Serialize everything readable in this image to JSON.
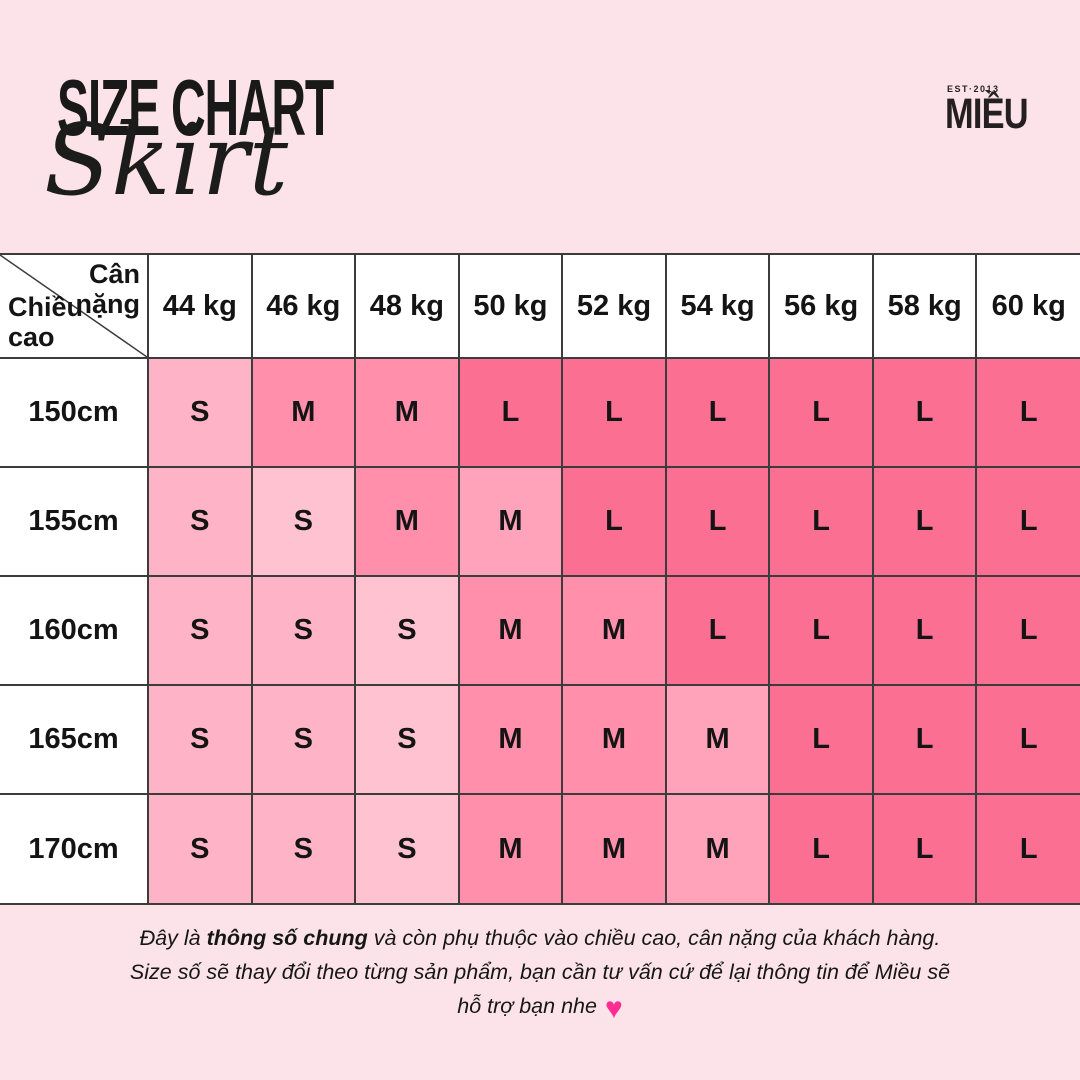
{
  "page": {
    "background": "#FBE3E9",
    "title": "SIZE CHART",
    "subtitle": "Skirt"
  },
  "logo": {
    "est_text": "EST·2013",
    "brand_name": "MIỀU"
  },
  "chart_data": {
    "type": "table",
    "title": "SIZE CHART",
    "subtitle": "Skirt",
    "corner_top_right_label": "Cân nặng",
    "corner_bottom_left_label": "Chiều cao",
    "columns": [
      "44 kg",
      "46 kg",
      "48 kg",
      "50 kg",
      "52 kg",
      "54 kg",
      "56 kg",
      "58 kg",
      "60 kg"
    ],
    "rows": [
      "150cm",
      "155cm",
      "160cm",
      "165cm",
      "170cm"
    ],
    "values": [
      [
        "S",
        "M",
        "M",
        "L",
        "L",
        "L",
        "L",
        "L",
        "L"
      ],
      [
        "S",
        "S",
        "M",
        "M",
        "L",
        "L",
        "L",
        "L",
        "L"
      ],
      [
        "S",
        "S",
        "S",
        "M",
        "M",
        "L",
        "L",
        "L",
        "L"
      ],
      [
        "S",
        "S",
        "S",
        "M",
        "M",
        "M",
        "L",
        "L",
        "L"
      ],
      [
        "S",
        "S",
        "S",
        "M",
        "M",
        "M",
        "L",
        "L",
        "L"
      ]
    ],
    "cell_colors": [
      [
        "S",
        "M",
        "M",
        "L",
        "L",
        "L",
        "L",
        "L",
        "L"
      ],
      [
        "S",
        "S2",
        "M",
        "M2",
        "L",
        "L",
        "L",
        "L",
        "L"
      ],
      [
        "S",
        "S",
        "S2",
        "M",
        "M",
        "L",
        "L",
        "L",
        "L"
      ],
      [
        "S",
        "S",
        "S2",
        "M",
        "M",
        "M2",
        "L",
        "L",
        "L"
      ],
      [
        "S",
        "S",
        "S2",
        "M",
        "M",
        "M2",
        "L",
        "L",
        "L"
      ]
    ],
    "palette": {
      "S": "#FFB3C6",
      "S2": "#FFC2D1",
      "M": "#FF8FAB",
      "M2": "#FFA3BB",
      "L": "#FB6F92"
    },
    "header_background": "#FFFFFF",
    "grid_line_color": "#3C3C3C"
  },
  "footer": {
    "line1_prefix": "Đây là ",
    "line1_bold": "thông số chung",
    "line1_suffix": " và còn phụ thuộc vào chiều cao, cân nặng của khách hàng.",
    "line2": "Size số sẽ thay đổi theo từng sản phẩm, bạn cần tư vấn cứ để lại thông tin để Miều sẽ",
    "line3": "hỗ trợ bạn nhe",
    "heart_icon": "♥",
    "heart_color": "#FF2D92"
  }
}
____________________
• [Exercise]:
Return from the data every line that holds "thông".

• [Right answer]:
    "line1_bold": "thông số chung",
    "line2": "Size số sẽ thay đổi theo từng sản phẩm, bạn cần tư vấn cứ để lại thông tin để Miều sẽ",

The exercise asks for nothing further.